--- DATASET EXCERPTS ---
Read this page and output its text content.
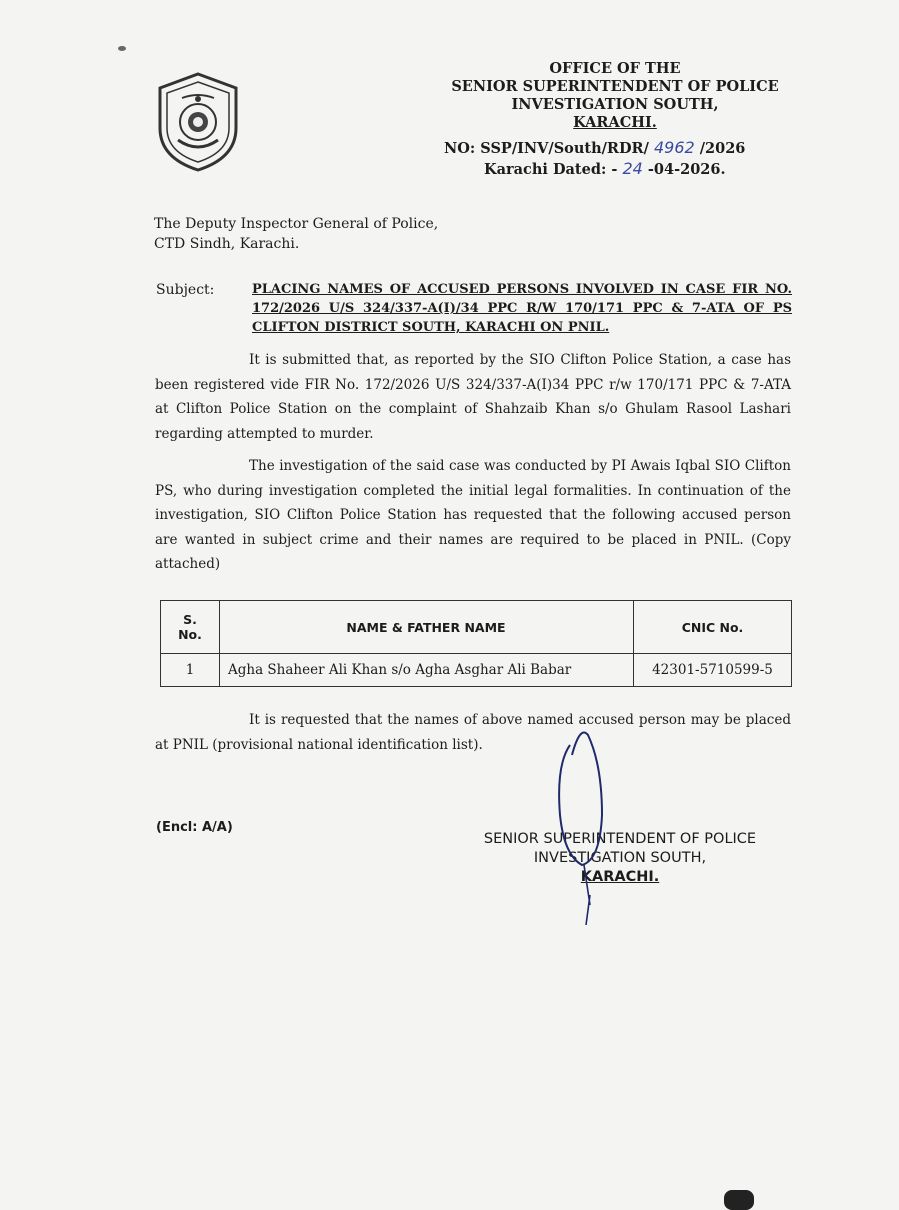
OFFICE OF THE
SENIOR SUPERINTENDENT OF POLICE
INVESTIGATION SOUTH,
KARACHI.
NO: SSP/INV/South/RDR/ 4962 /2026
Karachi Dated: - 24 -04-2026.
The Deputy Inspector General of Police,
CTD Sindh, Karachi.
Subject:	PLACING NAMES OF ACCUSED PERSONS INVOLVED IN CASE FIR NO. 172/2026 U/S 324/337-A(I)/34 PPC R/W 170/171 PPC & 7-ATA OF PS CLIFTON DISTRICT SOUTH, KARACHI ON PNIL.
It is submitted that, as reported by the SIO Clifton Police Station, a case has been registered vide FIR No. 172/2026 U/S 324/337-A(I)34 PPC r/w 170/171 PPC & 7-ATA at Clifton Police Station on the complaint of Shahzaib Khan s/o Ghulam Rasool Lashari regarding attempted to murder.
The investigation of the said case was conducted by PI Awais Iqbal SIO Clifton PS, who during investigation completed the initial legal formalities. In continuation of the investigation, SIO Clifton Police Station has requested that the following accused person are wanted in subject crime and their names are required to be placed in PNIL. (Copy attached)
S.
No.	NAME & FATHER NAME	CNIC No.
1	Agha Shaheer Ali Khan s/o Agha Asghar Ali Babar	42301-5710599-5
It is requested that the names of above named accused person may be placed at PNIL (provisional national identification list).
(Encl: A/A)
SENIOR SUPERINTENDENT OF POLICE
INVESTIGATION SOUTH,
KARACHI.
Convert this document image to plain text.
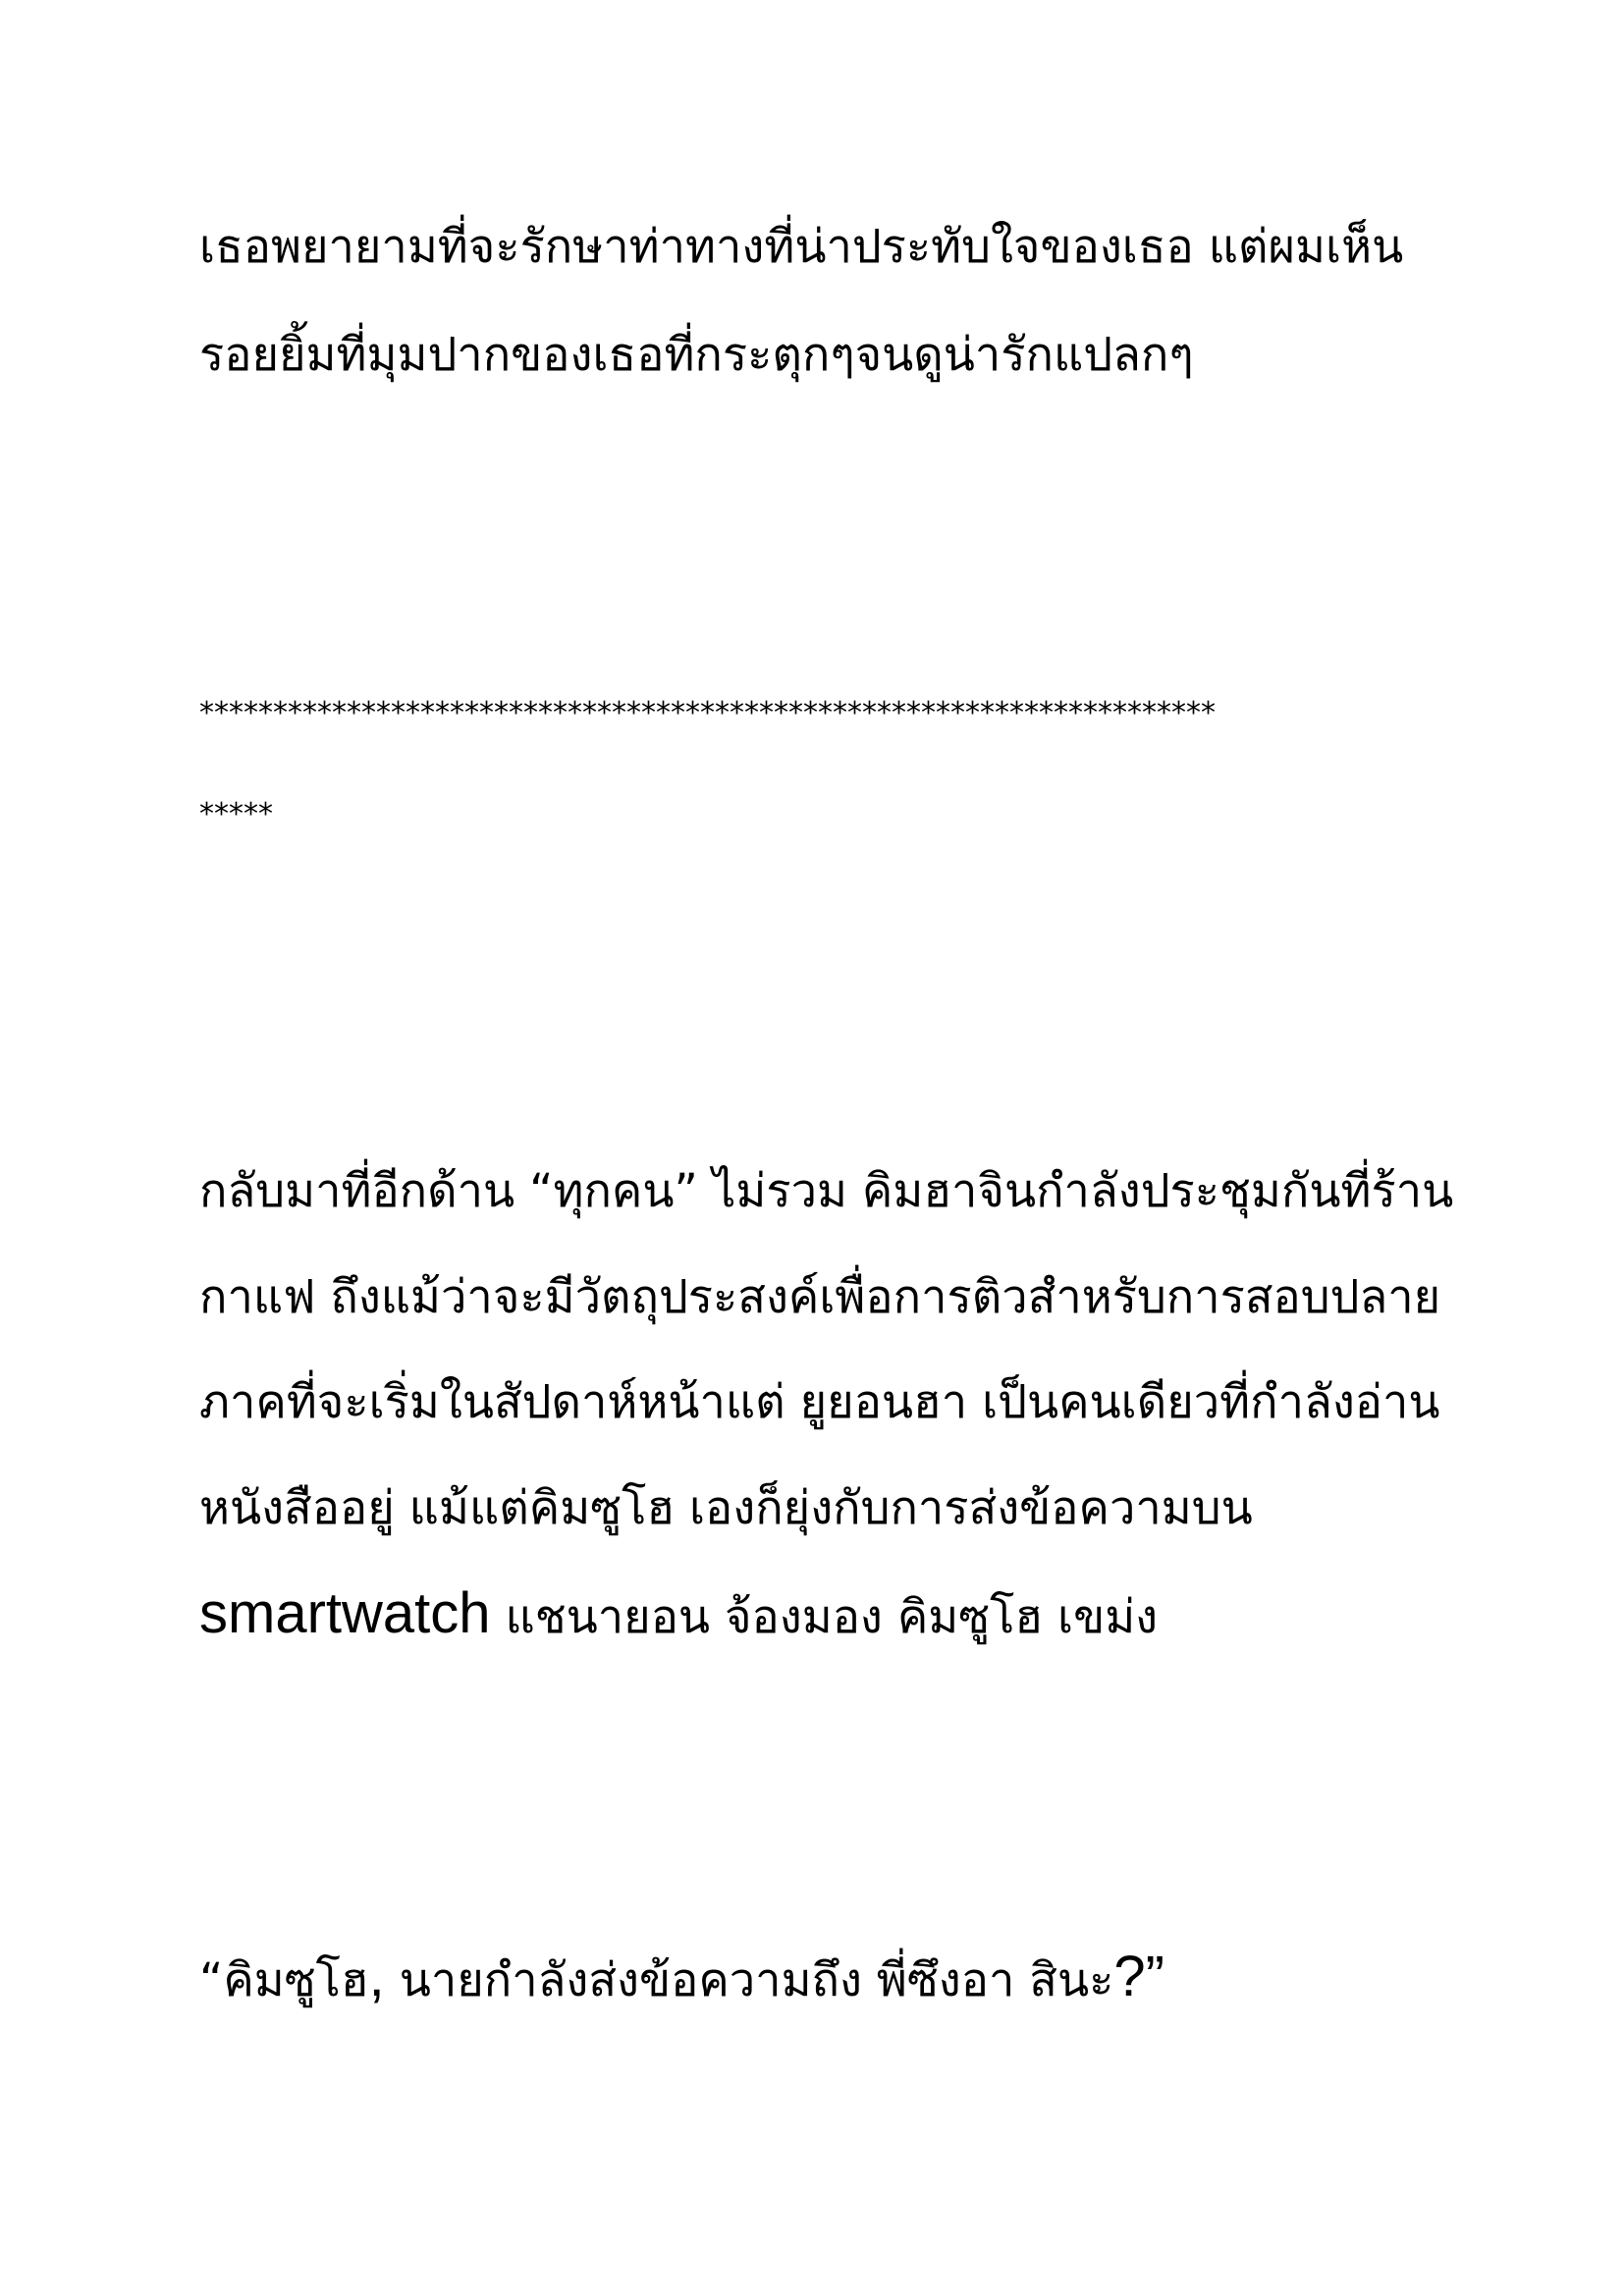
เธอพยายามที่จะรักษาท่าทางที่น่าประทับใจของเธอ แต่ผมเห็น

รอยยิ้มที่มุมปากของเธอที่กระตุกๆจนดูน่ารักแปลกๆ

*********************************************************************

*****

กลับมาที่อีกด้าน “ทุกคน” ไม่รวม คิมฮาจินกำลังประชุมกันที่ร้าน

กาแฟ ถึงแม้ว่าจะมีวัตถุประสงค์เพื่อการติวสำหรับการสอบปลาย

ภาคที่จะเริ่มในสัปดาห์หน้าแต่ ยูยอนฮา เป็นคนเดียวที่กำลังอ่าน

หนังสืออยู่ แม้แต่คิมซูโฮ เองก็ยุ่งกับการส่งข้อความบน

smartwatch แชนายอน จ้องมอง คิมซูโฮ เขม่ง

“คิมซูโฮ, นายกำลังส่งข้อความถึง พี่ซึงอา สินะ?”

---

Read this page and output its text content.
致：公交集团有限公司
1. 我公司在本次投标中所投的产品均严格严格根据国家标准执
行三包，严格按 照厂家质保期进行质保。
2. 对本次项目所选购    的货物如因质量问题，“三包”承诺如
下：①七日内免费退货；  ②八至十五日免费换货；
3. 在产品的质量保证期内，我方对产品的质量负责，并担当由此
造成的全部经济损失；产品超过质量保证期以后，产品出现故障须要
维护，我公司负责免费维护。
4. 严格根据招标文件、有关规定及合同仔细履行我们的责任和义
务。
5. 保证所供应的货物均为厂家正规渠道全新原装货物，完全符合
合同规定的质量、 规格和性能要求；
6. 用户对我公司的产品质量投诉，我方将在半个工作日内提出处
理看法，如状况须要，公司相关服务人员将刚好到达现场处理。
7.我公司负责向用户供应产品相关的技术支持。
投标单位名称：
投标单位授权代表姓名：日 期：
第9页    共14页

--- INSTRUCTIONS FOR THE TASK ---
Identify each line containing the string "requested" and copy it out.

--- SOLVED PROBLEM ---
The investigation of the said case was conducted by PI Awais Iqbal SIO Clifton PS, who during investigation completed the initial legal formalities. In continuation of the investigation, SIO Clifton Police Station has requested that the following accused person are wanted in subject crime and their names are required to be placed in PNIL. (Copy attached)
It is requested that the names of above named accused person may be placed at PNIL (provisional national identification list).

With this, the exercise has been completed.